[Entries with figure data]
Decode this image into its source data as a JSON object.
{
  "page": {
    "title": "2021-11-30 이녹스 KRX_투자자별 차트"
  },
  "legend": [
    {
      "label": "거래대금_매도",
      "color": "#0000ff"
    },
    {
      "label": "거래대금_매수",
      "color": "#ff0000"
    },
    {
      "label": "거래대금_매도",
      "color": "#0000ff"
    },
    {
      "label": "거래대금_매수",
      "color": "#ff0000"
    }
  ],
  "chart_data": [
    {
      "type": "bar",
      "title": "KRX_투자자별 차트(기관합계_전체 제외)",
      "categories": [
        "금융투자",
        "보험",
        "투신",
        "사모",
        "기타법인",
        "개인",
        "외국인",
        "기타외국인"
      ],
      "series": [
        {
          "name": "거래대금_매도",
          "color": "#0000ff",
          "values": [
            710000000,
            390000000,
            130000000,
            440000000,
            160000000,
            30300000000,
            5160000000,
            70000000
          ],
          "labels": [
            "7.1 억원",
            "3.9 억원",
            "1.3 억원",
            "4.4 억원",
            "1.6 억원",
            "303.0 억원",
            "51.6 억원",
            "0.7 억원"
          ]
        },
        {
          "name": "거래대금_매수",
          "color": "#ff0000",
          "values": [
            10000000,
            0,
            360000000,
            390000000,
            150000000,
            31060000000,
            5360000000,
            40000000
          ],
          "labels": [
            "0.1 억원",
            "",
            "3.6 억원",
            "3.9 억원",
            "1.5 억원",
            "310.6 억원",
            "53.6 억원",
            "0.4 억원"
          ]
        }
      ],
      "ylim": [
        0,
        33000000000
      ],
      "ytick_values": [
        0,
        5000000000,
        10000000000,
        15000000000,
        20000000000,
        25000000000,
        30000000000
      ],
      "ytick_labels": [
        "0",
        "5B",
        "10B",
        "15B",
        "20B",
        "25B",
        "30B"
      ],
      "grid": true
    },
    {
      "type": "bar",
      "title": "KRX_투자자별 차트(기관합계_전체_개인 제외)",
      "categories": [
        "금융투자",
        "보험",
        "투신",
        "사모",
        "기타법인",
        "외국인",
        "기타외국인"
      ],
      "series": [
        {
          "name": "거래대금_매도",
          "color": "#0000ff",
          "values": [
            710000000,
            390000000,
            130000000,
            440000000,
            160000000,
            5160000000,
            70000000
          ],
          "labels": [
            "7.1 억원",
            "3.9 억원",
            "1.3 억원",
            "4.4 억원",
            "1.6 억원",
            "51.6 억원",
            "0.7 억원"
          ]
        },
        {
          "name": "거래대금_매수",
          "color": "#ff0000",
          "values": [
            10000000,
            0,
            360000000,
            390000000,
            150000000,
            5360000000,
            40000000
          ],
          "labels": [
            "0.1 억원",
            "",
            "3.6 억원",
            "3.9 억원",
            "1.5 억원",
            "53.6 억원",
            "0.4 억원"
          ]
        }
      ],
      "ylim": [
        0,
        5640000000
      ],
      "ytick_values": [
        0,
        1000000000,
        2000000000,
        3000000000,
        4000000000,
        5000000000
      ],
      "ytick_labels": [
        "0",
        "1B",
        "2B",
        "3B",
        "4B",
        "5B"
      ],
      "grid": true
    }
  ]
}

Task instructions
Work out how many lines in the records above contain the word "title", and reply with that number alone.

Result for this task
3